> Work instructions
Search the material and gather each line with "votre" in it.

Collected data
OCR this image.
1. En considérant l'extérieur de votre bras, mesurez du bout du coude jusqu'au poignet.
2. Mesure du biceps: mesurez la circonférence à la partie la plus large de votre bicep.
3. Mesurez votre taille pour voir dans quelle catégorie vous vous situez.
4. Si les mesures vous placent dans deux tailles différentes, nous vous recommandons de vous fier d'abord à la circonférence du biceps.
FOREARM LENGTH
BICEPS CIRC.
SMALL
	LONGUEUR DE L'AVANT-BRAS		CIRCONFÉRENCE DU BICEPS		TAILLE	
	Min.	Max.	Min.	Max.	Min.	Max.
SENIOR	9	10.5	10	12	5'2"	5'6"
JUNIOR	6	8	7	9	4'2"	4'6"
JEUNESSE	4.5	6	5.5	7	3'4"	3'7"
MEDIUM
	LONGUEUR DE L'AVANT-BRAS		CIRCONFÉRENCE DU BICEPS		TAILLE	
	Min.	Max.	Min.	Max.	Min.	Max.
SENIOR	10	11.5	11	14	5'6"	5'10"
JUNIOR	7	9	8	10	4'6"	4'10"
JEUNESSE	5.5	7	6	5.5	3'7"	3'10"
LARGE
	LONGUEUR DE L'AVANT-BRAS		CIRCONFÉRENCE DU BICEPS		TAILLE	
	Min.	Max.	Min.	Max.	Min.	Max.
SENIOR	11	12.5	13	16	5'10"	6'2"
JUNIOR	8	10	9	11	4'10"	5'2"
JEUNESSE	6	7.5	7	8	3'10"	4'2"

> The reply
1. En considérant l'extérieur de votre bras, mesurez du bout du coude jusqu'au poignet.
2. Mesure du biceps: mesurez la circonférence à la partie la plus large de votre bicep.
3. Mesurez votre taille pour voir dans quelle catégorie vous vous situez.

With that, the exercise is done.